TASK DESCRIPTION:
Everything in the listing should be restated word for word.

EXERCISE DATA:
..........

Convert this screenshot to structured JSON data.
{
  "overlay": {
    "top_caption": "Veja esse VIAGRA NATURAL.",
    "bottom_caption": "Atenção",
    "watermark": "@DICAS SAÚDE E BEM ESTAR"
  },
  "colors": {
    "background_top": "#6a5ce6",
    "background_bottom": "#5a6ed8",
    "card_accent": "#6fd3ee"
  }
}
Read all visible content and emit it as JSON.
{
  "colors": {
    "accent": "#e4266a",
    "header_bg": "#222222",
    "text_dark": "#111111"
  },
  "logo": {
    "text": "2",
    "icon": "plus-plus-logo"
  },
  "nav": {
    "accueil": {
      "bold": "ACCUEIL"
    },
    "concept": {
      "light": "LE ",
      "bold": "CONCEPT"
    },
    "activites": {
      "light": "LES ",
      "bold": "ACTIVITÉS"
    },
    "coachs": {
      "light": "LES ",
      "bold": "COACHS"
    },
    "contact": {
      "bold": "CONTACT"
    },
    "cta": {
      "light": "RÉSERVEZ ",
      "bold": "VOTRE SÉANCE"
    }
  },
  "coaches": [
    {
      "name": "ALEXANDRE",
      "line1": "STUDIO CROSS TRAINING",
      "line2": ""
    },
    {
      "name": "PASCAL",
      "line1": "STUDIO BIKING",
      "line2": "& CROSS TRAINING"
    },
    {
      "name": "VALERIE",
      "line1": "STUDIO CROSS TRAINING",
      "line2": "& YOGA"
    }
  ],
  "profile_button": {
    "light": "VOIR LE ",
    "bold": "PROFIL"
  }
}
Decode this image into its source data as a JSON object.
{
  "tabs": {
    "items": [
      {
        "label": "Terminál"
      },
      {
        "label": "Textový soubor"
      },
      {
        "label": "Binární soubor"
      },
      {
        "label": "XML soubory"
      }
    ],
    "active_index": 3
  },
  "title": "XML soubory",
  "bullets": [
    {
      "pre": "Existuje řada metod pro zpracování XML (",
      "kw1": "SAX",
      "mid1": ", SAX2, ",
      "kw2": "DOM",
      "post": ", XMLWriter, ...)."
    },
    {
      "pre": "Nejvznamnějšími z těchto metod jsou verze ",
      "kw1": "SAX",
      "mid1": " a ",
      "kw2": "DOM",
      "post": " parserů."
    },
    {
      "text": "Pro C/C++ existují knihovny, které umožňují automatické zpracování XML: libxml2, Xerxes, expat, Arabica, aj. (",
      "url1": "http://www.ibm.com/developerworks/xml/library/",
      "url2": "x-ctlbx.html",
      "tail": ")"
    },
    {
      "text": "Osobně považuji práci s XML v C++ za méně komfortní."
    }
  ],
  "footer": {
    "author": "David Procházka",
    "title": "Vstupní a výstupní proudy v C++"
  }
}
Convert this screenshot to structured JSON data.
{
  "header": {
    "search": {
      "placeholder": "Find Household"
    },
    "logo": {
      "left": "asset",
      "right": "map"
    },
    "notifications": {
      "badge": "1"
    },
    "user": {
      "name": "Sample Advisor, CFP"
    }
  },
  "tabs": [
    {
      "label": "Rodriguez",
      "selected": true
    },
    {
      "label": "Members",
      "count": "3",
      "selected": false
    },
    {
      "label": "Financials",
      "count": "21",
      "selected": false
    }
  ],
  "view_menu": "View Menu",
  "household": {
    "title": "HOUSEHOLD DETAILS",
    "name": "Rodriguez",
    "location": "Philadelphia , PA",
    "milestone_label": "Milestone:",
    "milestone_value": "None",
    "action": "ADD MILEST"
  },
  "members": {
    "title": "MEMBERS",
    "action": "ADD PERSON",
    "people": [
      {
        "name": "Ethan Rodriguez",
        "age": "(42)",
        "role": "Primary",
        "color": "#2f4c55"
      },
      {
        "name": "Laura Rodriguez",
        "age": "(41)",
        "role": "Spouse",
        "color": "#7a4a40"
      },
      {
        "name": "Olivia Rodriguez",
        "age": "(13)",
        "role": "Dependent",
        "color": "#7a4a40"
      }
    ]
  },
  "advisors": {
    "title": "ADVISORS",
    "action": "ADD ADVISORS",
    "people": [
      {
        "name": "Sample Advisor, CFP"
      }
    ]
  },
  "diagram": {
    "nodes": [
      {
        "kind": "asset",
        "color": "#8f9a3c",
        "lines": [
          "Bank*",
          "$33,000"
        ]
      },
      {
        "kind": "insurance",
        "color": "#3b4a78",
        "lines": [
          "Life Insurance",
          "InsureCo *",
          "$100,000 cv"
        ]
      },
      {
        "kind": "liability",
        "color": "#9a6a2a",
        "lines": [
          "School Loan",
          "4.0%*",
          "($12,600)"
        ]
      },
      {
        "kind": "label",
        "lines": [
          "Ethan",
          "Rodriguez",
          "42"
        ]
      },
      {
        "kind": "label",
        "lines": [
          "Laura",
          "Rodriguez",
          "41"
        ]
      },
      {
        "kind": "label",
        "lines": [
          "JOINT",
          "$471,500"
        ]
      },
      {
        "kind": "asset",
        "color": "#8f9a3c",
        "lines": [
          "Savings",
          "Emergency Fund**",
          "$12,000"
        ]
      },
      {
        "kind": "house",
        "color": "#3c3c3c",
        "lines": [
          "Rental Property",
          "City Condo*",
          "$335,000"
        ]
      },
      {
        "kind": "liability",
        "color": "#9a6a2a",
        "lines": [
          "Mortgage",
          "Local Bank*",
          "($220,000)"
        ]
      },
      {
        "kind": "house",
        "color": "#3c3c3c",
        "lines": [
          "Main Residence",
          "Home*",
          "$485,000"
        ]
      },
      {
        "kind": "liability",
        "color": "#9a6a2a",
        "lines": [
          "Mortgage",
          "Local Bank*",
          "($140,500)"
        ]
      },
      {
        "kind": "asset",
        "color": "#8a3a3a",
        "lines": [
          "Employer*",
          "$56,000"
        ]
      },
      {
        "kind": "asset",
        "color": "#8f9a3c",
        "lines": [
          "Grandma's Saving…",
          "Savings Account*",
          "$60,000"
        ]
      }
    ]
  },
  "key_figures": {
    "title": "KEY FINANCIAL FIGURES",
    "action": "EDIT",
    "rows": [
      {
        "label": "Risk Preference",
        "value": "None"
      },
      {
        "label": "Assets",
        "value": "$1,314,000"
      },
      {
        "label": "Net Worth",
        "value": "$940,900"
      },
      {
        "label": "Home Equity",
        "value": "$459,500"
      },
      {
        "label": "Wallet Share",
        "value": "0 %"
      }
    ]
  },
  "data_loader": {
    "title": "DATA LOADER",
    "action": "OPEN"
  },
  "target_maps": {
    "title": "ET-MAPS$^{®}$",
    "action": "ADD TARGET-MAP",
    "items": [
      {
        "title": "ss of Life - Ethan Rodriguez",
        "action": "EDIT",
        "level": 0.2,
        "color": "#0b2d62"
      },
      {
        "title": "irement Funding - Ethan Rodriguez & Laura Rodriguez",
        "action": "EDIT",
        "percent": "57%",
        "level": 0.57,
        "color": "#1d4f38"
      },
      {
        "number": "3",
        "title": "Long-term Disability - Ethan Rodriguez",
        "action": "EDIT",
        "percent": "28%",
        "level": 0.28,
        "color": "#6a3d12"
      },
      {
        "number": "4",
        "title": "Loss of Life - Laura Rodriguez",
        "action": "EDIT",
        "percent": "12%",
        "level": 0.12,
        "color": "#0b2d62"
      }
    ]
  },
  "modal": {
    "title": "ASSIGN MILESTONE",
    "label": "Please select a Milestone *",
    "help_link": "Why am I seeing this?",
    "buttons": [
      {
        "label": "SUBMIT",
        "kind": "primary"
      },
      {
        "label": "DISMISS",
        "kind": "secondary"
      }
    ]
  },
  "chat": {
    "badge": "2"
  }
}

..........

SOLUTION TO THIS EXERCISE:
Convert this screenshot to structured JSON data.
{
  "overlay": {
    "top_caption": "Veja esse VIAGRA NATURAL.",
    "bottom_caption": "Atenção",
    "watermark": "@DICAS SAÚDE E BEM ESTAR"
  },
  "colors": {
    "background_top": "#6a5ce6",
    "background_bottom": "#5a6ed8",
    "card_accent": "#6fd3ee"
  }
}
Read all visible content and emit it as JSON.
{
  "colors": {
    "accent": "#e4266a",
    "header_bg": "#222222",
    "text_dark": "#111111"
  },
  "logo": {
    "text": "2",
    "icon": "plus-plus-logo"
  },
  "nav": {
    "accueil": {
      "bold": "ACCUEIL"
    },
    "concept": {
      "light": "LE ",
      "bold": "CONCEPT"
    },
    "activites": {
      "light": "LES ",
      "bold": "ACTIVITÉS"
    },
    "coachs": {
      "light": "LES ",
      "bold": "COACHS"
    },
    "contact": {
      "bold": "CONTACT"
    },
    "cta": {
      "light": "RÉSERVEZ ",
      "bold": "VOTRE SÉANCE"
    }
  },
  "coaches": [
    {
      "name": "ALEXANDRE",
      "line1": "STUDIO CROSS TRAINING",
      "line2": ""
    },
    {
      "name": "PASCAL",
      "line1": "STUDIO BIKING",
      "line2": "& CROSS TRAINING"
    },
    {
      "name": "VALERIE",
      "line1": "STUDIO CROSS TRAINING",
      "line2": "& YOGA"
    }
  ],
  "profile_button": {
    "light": "VOIR LE ",
    "bold": "PROFIL"
  }
}
Decode this image into its source data as a JSON object.
{
  "tabs": {
    "items": [
      {
        "label": "Terminál"
      },
      {
        "label": "Textový soubor"
      },
      {
        "label": "Binární soubor"
      },
      {
        "label": "XML soubory"
      }
    ],
    "active_index": 3
  },
  "title": "XML soubory",
  "bullets": [
    {
      "pre": "Existuje řada metod pro zpracování XML (",
      "kw1": "SAX",
      "mid1": ", SAX2, ",
      "kw2": "DOM",
      "post": ", XMLWriter, ...)."
    },
    {
      "pre": "Nejvznamnějšími z těchto metod jsou verze ",
      "kw1": "SAX",
      "mid1": " a ",
      "kw2": "DOM",
      "post": " parserů."
    },
    {
      "text": "Pro C/C++ existují knihovny, které umožňují automatické zpracování XML: libxml2, Xerxes, expat, Arabica, aj. (",
      "url1": "http://www.ibm.com/developerworks/xml/library/",
      "url2": "x-ctlbx.html",
      "tail": ")"
    },
    {
      "text": "Osobně považuji práci s XML v C++ za méně komfortní."
    }
  ],
  "footer": {
    "author": "David Procházka",
    "title": "Vstupní a výstupní proudy v C++"
  }
}
Convert this screenshot to structured JSON data.
{
  "header": {
    "search": {
      "placeholder": "Find Household"
    },
    "logo": {
      "left": "asset",
      "right": "map"
    },
    "notifications": {
      "badge": "1"
    },
    "user": {
      "name": "Sample Advisor, CFP"
    }
  },
  "tabs": [
    {
      "label": "Rodriguez",
      "selected": true
    },
    {
      "label": "Members",
      "count": "3",
      "selected": false
    },
    {
      "label": "Financials",
      "count": "21",
      "selected": false
    }
  ],
  "view_menu": "View Menu",
  "household": {
    "title": "HOUSEHOLD DETAILS",
    "name": "Rodriguez",
    "location": "Philadelphia , PA",
    "milestone_label": "Milestone:",
    "milestone_value": "None",
    "action": "ADD MILEST"
  },
  "members": {
    "title": "MEMBERS",
    "action": "ADD PERSON",
    "people": [
      {
        "name": "Ethan Rodriguez",
        "age": "(42)",
        "role": "Primary",
        "color": "#2f4c55"
      },
      {
        "name": "Laura Rodriguez",
        "age": "(41)",
        "role": "Spouse",
        "color": "#7a4a40"
      },
      {
        "name": "Olivia Rodriguez",
        "age": "(13)",
        "role": "Dependent",
        "color": "#7a4a40"
      }
    ]
  },
  "advisors": {
    "title": "ADVISORS",
    "action": "ADD ADVISORS",
    "people": [
      {
        "name": "Sample Advisor, CFP"
      }
    ]
  },
  "diagram": {
    "nodes": [
      {
        "kind": "asset",
        "color": "#8f9a3c",
        "lines": [
          "Bank*",
          "$33,000"
        ]
      },
      {
        "kind": "insurance",
        "color": "#3b4a78",
        "lines": [
          "Life Insurance",
          "InsureCo *",
          "$100,000 cv"
        ]
      },
      {
        "kind": "liability",
        "color": "#9a6a2a",
        "lines": [
          "School Loan",
          "4.0%*",
          "($12,600)"
        ]
      },
      {
        "kind": "label",
        "lines": [
          "Ethan",
          "Rodriguez",
          "42"
        ]
      },
      {
        "kind": "label",
        "lines": [
          "Laura",
          "Rodriguez",
          "41"
        ]
      },
      {
        "kind": "label",
        "lines": [
          "JOINT",
          "$471,500"
        ]
      },
      {
        "kind": "asset",
        "color": "#8f9a3c",
        "lines": [
          "Savings",
          "Emergency Fund**",
          "$12,000"
        ]
      },
      {
        "kind": "house",
        "color": "#3c3c3c",
        "lines": [
          "Rental Property",
          "City Condo*",
          "$335,000"
        ]
      },
      {
        "kind": "liability",
        "color": "#9a6a2a",
        "lines": [
          "Mortgage",
          "Local Bank*",
          "($220,000)"
        ]
      },
      {
        "kind": "house",
        "color": "#3c3c3c",
        "lines": [
          "Main Residence",
          "Home*",
          "$485,000"
        ]
      },
      {
        "kind": "liability",
        "color": "#9a6a2a",
        "lines": [
          "Mortgage",
          "Local Bank*",
          "($140,500)"
        ]
      },
      {
        "kind": "asset",
        "color": "#8a3a3a",
        "lines": [
          "Employer*",
          "$56,000"
        ]
      },
      {
        "kind": "asset",
        "color": "#8f9a3c",
        "lines": [
          "Grandma's Saving…",
          "Savings Account*",
          "$60,000"
        ]
      }
    ]
  },
  "key_figures": {
    "title": "KEY FINANCIAL FIGURES",
    "action": "EDIT",
    "rows": [
      {
        "label": "Risk Preference",
        "value": "None"
      },
      {
        "label": "Assets",
        "value": "$1,314,000"
      },
      {
        "label": "Net Worth",
        "value": "$940,900"
      },
      {
        "label": "Home Equity",
        "value": "$459,500"
      },
      {
        "label": "Wallet Share",
        "value": "0 %"
      }
    ]
  },
  "data_loader": {
    "title": "DATA LOADER",
    "action": "OPEN"
  },
  "target_maps": {
    "title": "ET-MAPS$^{®}$",
    "action": "ADD TARGET-MAP",
    "items": [
      {
        "title": "ss of Life - Ethan Rodriguez",
        "action": "EDIT",
        "level": 0.2,
        "color": "#0b2d62"
      },
      {
        "title": "irement Funding - Ethan Rodriguez & Laura Rodriguez",
        "action": "EDIT",
        "percent": "57%",
        "level": 0.57,
        "color": "#1d4f38"
      },
      {
        "number": "3",
        "title": "Long-term Disability - Ethan Rodriguez",
        "action": "EDIT",
        "percent": "28%",
        "level": 0.28,
        "color": "#6a3d12"
      },
      {
        "number": "4",
        "title": "Loss of Life - Laura Rodriguez",
        "action": "EDIT",
        "percent": "12%",
        "level": 0.12,
        "color": "#0b2d62"
      }
    ]
  },
  "modal": {
    "title": "ASSIGN MILESTONE",
    "label": "Please select a Milestone *",
    "help_link": "Why am I seeing this?",
    "buttons": [
      {
        "label": "SUBMIT",
        "kind": "primary"
      },
      {
        "label": "DISMISS",
        "kind": "secondary"
      }
    ]
  },
  "chat": {
    "badge": "2"
  }
}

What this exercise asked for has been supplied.